**STORED DATA**

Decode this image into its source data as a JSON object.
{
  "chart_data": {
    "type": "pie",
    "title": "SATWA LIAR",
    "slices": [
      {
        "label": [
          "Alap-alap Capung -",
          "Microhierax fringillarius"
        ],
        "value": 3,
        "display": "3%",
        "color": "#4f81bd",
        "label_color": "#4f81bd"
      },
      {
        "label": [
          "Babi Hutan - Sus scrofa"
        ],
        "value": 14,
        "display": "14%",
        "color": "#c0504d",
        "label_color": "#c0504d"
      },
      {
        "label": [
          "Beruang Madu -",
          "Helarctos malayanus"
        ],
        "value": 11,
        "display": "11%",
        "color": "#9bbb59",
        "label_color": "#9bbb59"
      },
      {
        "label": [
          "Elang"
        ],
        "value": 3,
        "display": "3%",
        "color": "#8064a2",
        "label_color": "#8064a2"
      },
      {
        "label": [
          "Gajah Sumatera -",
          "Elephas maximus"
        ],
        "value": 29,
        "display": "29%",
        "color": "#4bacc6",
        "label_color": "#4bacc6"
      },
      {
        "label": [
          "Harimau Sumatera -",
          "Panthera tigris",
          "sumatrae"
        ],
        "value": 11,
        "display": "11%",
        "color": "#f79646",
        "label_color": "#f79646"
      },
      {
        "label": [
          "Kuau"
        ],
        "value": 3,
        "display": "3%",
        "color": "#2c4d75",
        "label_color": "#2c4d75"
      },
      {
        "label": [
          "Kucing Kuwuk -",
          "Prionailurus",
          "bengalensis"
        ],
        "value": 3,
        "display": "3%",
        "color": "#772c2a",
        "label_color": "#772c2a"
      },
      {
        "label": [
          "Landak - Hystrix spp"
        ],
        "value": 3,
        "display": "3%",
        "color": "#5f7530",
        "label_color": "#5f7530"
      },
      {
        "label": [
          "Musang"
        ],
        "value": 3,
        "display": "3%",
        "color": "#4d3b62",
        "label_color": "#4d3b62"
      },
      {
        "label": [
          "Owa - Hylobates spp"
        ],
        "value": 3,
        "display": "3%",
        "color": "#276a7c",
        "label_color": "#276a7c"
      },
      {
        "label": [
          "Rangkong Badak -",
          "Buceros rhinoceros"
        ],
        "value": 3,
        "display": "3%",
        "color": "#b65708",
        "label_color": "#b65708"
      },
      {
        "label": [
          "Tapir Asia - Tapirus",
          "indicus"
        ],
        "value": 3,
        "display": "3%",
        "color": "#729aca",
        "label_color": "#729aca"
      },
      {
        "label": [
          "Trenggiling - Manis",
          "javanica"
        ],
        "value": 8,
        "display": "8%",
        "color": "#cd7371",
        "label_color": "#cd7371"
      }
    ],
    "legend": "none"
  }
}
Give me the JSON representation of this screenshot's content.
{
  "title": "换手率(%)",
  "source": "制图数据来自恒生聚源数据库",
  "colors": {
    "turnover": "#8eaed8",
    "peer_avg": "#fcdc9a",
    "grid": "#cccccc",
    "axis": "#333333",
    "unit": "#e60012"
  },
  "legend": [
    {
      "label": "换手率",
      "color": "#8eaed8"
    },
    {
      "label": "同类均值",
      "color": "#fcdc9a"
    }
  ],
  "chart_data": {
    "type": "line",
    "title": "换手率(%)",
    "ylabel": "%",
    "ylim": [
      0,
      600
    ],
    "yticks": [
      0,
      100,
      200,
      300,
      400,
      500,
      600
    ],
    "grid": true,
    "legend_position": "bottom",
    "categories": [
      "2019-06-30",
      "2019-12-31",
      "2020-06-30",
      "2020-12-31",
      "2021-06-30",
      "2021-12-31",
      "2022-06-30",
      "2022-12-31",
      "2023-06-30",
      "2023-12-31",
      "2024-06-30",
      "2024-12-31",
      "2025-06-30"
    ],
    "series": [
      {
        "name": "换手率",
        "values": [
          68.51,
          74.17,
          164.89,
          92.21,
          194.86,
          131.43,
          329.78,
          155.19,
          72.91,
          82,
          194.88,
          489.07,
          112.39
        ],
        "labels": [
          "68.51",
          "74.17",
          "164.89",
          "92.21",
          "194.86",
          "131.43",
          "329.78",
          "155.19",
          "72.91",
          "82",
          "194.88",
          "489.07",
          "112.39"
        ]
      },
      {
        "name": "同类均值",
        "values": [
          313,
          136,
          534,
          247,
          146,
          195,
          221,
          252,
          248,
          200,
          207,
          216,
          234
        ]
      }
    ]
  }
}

**TASK DETAILS**
Examine the records and report how many lines contain the string "title". Only the number should be given.

**REPLY TO THE EXERCISE**
3